▶ **DIRECTIVE**
Return the entries below in their exact form, leaving the pictures out.

- - - - -

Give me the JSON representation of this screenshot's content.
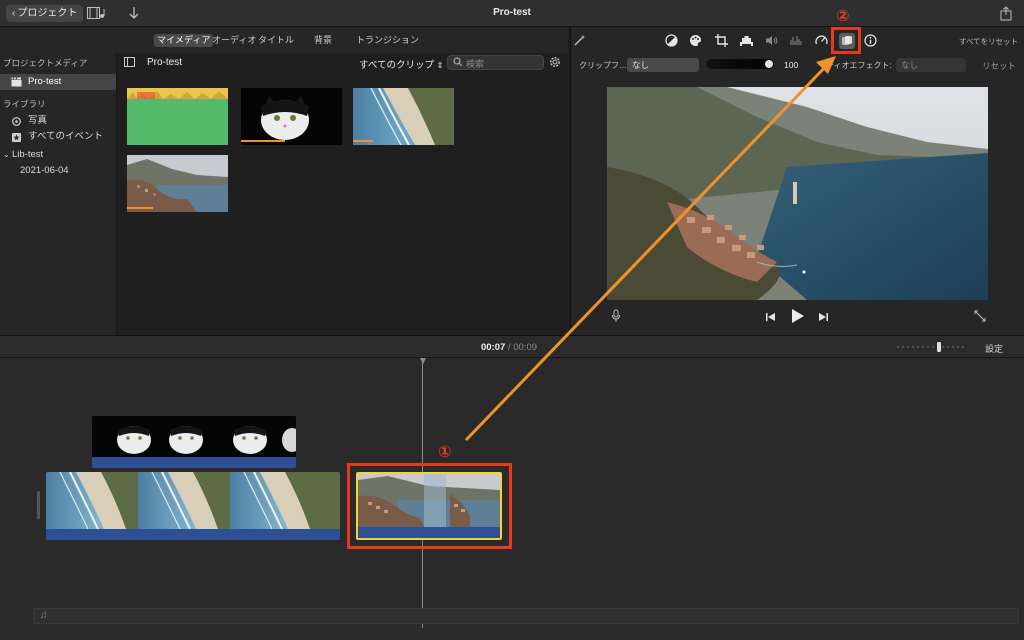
{
  "window": {
    "title": "Pro-test",
    "back_label": "プロジェクト"
  },
  "browser_tabs": [
    {
      "label": "マイメディア",
      "active": true
    },
    {
      "label": "オーディオ",
      "active": false
    },
    {
      "label": "タイトル",
      "active": false
    },
    {
      "label": "背景",
      "active": false
    },
    {
      "label": "トランジション",
      "active": false
    }
  ],
  "sidebar": {
    "project_media_heading": "プロジェクトメディア",
    "project_item": "Pro-test",
    "library_heading": "ライブラリ",
    "photos": "写真",
    "all_events": "すべてのイベント",
    "library_name": "Lib-test",
    "event_date": "2021-06-04"
  },
  "browser": {
    "title": "Pro-test",
    "clip_filter": "すべてのクリップ",
    "search_placeholder": "検索"
  },
  "inspector": {
    "reset_all": "すべてをリセット",
    "clip_filter_label": "クリップフ…",
    "clip_filter_value": "なし",
    "volume_value": "100",
    "audio_effect_label": "ーディオエフェクト:",
    "audio_effect_value": "なし",
    "reset": "リセット"
  },
  "timeline": {
    "current_time": "00:07",
    "separator": "/",
    "total_time": "00:09",
    "settings_label": "設定"
  },
  "annotations": {
    "step1": "①",
    "step2": "②"
  },
  "colors": {
    "accent_orange": "#f0922b",
    "callout_red": "#e8391f",
    "selection_yellow": "#f3d23c",
    "clip_bar_blue": "#2e4f94"
  }
}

- - - - -

▶ **RESPONSE**
Give me the JSON representation of this screenshot's content.
{
  "window": {
    "title": "Pro-test",
    "back_label": "プロジェクト"
  },
  "browser_tabs": [
    {
      "label": "マイメディア",
      "active": true
    },
    {
      "label": "オーディオ",
      "active": false
    },
    {
      "label": "タイトル",
      "active": false
    },
    {
      "label": "背景",
      "active": false
    },
    {
      "label": "トランジション",
      "active": false
    }
  ],
  "sidebar": {
    "project_media_heading": "プロジェクトメディア",
    "project_item": "Pro-test",
    "library_heading": "ライブラリ",
    "photos": "写真",
    "all_events": "すべてのイベント",
    "library_name": "Lib-test",
    "event_date": "2021-06-04"
  },
  "browser": {
    "title": "Pro-test",
    "clip_filter": "すべてのクリップ",
    "search_placeholder": "検索"
  },
  "inspector": {
    "reset_all": "すべてをリセット",
    "clip_filter_label": "クリップフ…",
    "clip_filter_value": "なし",
    "volume_value": "100",
    "audio_effect_label": "ーディオエフェクト:",
    "audio_effect_value": "なし",
    "reset": "リセット"
  },
  "timeline": {
    "current_time": "00:07",
    "separator": "/",
    "total_time": "00:09",
    "settings_label": "設定"
  },
  "annotations": {
    "step1": "①",
    "step2": "②"
  },
  "colors": {
    "accent_orange": "#f0922b",
    "callout_red": "#e8391f",
    "selection_yellow": "#f3d23c",
    "clip_bar_blue": "#2e4f94"
  }
}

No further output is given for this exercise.